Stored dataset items
::::::
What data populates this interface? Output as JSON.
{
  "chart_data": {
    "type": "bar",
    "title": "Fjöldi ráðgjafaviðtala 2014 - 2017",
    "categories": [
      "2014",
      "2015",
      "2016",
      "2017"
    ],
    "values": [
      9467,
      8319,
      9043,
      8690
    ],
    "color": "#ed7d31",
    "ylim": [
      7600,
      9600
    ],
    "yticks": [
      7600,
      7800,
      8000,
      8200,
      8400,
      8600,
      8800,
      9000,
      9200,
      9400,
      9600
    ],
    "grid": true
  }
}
::::::
#### Exercise requirements
Produce a verbatim transcription of the entries above.

#### Task result
What data populates this interface? Output as JSON.
{
  "chart_data": {
    "type": "bar",
    "title": "Fjöldi ráðgjafaviðtala 2014 - 2017",
    "categories": [
      "2014",
      "2015",
      "2016",
      "2017"
    ],
    "values": [
      9467,
      8319,
      9043,
      8690
    ],
    "color": "#ed7d31",
    "ylim": [
      7600,
      9600
    ],
    "yticks": [
      7600,
      7800,
      8000,
      8200,
      8400,
      8600,
      8800,
      9000,
      9200,
      9400,
      9600
    ],
    "grid": true
  }
}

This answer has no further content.